## WORK REQUEST
Print all records exactly, leaving nothing out.

## DATASET EXTRACT
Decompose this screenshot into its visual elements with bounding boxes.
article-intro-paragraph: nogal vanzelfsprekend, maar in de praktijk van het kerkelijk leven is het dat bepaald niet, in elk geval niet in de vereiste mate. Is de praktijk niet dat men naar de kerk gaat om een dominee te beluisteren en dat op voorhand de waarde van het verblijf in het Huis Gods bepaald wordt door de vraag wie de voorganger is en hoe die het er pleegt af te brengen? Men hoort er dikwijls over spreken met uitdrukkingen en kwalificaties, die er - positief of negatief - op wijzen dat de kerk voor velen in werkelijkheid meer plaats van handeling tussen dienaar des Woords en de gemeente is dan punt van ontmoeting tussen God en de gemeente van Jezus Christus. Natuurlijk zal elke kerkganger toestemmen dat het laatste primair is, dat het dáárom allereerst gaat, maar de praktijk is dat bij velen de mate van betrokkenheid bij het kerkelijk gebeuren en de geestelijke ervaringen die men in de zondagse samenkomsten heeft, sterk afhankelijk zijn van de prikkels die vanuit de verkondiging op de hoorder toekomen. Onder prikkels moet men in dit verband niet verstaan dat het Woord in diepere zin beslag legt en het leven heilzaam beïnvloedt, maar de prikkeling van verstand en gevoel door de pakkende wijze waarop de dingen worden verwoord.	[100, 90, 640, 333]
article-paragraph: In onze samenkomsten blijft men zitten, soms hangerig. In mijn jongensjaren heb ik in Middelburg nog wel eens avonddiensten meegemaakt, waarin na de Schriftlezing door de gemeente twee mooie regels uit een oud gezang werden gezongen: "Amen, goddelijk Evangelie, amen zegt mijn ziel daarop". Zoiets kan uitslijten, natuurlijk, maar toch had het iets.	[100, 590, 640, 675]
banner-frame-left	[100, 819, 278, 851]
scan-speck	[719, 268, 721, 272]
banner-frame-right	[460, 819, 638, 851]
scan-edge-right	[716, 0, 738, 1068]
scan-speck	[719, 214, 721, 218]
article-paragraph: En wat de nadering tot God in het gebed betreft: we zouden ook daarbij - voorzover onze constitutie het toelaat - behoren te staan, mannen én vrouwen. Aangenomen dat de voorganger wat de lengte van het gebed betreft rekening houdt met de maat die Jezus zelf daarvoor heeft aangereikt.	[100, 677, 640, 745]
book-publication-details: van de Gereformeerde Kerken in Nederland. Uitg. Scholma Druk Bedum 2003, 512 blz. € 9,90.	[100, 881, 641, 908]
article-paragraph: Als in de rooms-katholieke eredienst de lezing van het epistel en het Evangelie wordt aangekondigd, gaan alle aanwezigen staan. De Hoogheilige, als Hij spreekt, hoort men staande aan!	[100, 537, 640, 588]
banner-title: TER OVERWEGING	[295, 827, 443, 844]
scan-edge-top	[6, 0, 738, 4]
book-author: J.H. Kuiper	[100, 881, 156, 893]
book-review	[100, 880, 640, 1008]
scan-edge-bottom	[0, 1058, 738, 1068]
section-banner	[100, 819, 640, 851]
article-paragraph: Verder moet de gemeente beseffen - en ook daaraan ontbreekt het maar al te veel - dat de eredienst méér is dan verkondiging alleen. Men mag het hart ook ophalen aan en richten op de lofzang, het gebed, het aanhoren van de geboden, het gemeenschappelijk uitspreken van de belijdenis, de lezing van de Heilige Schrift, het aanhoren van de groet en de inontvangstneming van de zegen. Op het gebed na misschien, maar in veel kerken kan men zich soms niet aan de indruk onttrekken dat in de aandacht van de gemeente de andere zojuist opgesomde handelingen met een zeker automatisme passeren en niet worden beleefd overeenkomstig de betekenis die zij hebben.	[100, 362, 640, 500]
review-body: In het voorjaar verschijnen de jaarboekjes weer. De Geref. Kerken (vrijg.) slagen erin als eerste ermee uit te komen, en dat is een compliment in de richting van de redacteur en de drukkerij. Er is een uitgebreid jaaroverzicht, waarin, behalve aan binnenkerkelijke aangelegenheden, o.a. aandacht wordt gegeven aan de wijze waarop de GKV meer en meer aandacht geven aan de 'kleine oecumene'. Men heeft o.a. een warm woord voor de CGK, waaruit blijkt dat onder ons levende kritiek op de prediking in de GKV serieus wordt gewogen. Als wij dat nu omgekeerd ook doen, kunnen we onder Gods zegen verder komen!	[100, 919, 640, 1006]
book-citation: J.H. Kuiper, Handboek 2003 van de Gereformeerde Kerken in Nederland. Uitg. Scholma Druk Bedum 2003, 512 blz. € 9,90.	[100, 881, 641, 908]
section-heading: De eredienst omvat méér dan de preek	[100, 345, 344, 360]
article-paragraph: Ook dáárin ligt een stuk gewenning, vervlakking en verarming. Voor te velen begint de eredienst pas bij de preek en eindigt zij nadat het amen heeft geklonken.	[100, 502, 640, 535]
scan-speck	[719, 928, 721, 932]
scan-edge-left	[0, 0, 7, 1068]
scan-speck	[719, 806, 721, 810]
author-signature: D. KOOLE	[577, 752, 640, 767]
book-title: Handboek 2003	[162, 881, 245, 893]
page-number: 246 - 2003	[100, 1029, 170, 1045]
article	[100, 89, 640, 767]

## TASK ANSWER
Decompose this screenshot into its visual elements with bounding boxes.
article-intro-paragraph: nogal vanzelfsprekend, maar in de praktijk van het kerkelijk leven is het dat bepaald niet, in elk geval niet in de vereiste mate. Is de praktijk niet dat men naar de kerk gaat om een dominee te beluisteren en dat op voorhand de waarde van het verblijf in het Huis Gods bepaald wordt door de vraag wie de voorganger is en hoe die het er pleegt af te brengen? Men hoort er dikwijls over spreken met uitdrukkingen en kwalificaties, die er - positief of negatief - op wijzen dat de kerk voor velen in werkelijkheid meer plaats van handeling tussen dienaar des Woords en de gemeente is dan punt van ontmoeting tussen God en de gemeente van Jezus Christus. Natuurlijk zal elke kerkganger toestemmen dat het laatste primair is, dat het dáárom allereerst gaat, maar de praktijk is dat bij velen de mate van betrokkenheid bij het kerkelijk gebeuren en de geestelijke ervaringen die men in de zondagse samenkomsten heeft, sterk afhankelijk zijn van de prikkels die vanuit de verkondiging op de hoorder toekomen. Onder prikkels moet men in dit verband niet verstaan dat het Woord in diepere zin beslag legt en het leven heilzaam beïnvloedt, maar de prikkeling van verstand en gevoel door de pakkende wijze waarop de dingen worden verwoord.	[100, 90, 640, 333]
article-paragraph: In onze samenkomsten blijft men zitten, soms hangerig. In mijn jongensjaren heb ik in Middelburg nog wel eens avonddiensten meegemaakt, waarin na de Schriftlezing door de gemeente twee mooie regels uit een oud gezang werden gezongen: "Amen, goddelijk Evangelie, amen zegt mijn ziel daarop". Zoiets kan uitslijten, natuurlijk, maar toch had het iets.	[100, 590, 640, 675]
banner-frame-left	[100, 819, 278, 851]
scan-speck	[719, 268, 721, 272]
banner-frame-right	[460, 819, 638, 851]
scan-edge-right	[716, 0, 738, 1068]
scan-speck	[719, 214, 721, 218]
article-paragraph: En wat de nadering tot God in het gebed betreft: we zouden ook daarbij - voorzover onze constitutie het toelaat - behoren te staan, mannen én vrouwen. Aangenomen dat de voorganger wat de lengte van het gebed betreft rekening houdt met de maat die Jezus zelf daarvoor heeft aangereikt.	[100, 677, 640, 745]
book-publication-details: van de Gereformeerde Kerken in Nederland. Uitg. Scholma Druk Bedum 2003, 512 blz. € 9,90.	[100, 881, 641, 908]
article-paragraph: Als in de rooms-katholieke eredienst de lezing van het epistel en het Evangelie wordt aangekondigd, gaan alle aanwezigen staan. De Hoogheilige, als Hij spreekt, hoort men staande aan!	[100, 537, 640, 588]
banner-title: TER OVERWEGING	[295, 827, 443, 844]
scan-edge-top	[6, 0, 738, 4]
book-author: J.H. Kuiper	[100, 881, 156, 893]
book-review	[100, 880, 640, 1008]
scan-edge-bottom	[0, 1058, 738, 1068]
section-banner	[100, 819, 640, 851]
article-paragraph: Verder moet de gemeente beseffen - en ook daaraan ontbreekt het maar al te veel - dat de eredienst méér is dan verkondiging alleen. Men mag het hart ook ophalen aan en richten op de lofzang, het gebed, het aanhoren van de geboden, het gemeenschappelijk uitspreken van de belijdenis, de lezing van de Heilige Schrift, het aanhoren van de groet en de inontvangstneming van de zegen. Op het gebed na misschien, maar in veel kerken kan men zich soms niet aan de indruk onttrekken dat in de aandacht van de gemeente de andere zojuist opgesomde handelingen met een zeker automatisme passeren en niet worden beleefd overeenkomstig de betekenis die zij hebben.	[100, 362, 640, 500]
review-body: In het voorjaar verschijnen de jaarboekjes weer. De Geref. Kerken (vrijg.) slagen erin als eerste ermee uit te komen, en dat is een compliment in de richting van de redacteur en de drukkerij. Er is een uitgebreid jaaroverzicht, waarin, behalve aan binnenkerkelijke aangelegenheden, o.a. aandacht wordt gegeven aan de wijze waarop de GKV meer en meer aandacht geven aan de 'kleine oecumene'. Men heeft o.a. een warm woord voor de CGK, waaruit blijkt dat onder ons levende kritiek op de prediking in de GKV serieus wordt gewogen. Als wij dat nu omgekeerd ook doen, kunnen we onder Gods zegen verder komen!	[100, 919, 640, 1006]
book-citation: J.H. Kuiper, Handboek 2003 van de Gereformeerde Kerken in Nederland. Uitg. Scholma Druk Bedum 2003, 512 blz. € 9,90.	[100, 881, 641, 908]
section-heading: De eredienst omvat méér dan de preek	[100, 345, 344, 360]
article-paragraph: Ook dáárin ligt een stuk gewenning, vervlakking en verarming. Voor te velen begint de eredienst pas bij de preek en eindigt zij nadat het amen heeft geklonken.	[100, 502, 640, 535]
scan-speck	[719, 928, 721, 932]
scan-edge-left	[0, 0, 7, 1068]
scan-speck	[719, 806, 721, 810]
author-signature: D. KOOLE	[577, 752, 640, 767]
book-title: Handboek 2003	[162, 881, 245, 893]
page-number: 246 - 2003	[100, 1029, 170, 1045]
article	[100, 89, 640, 767]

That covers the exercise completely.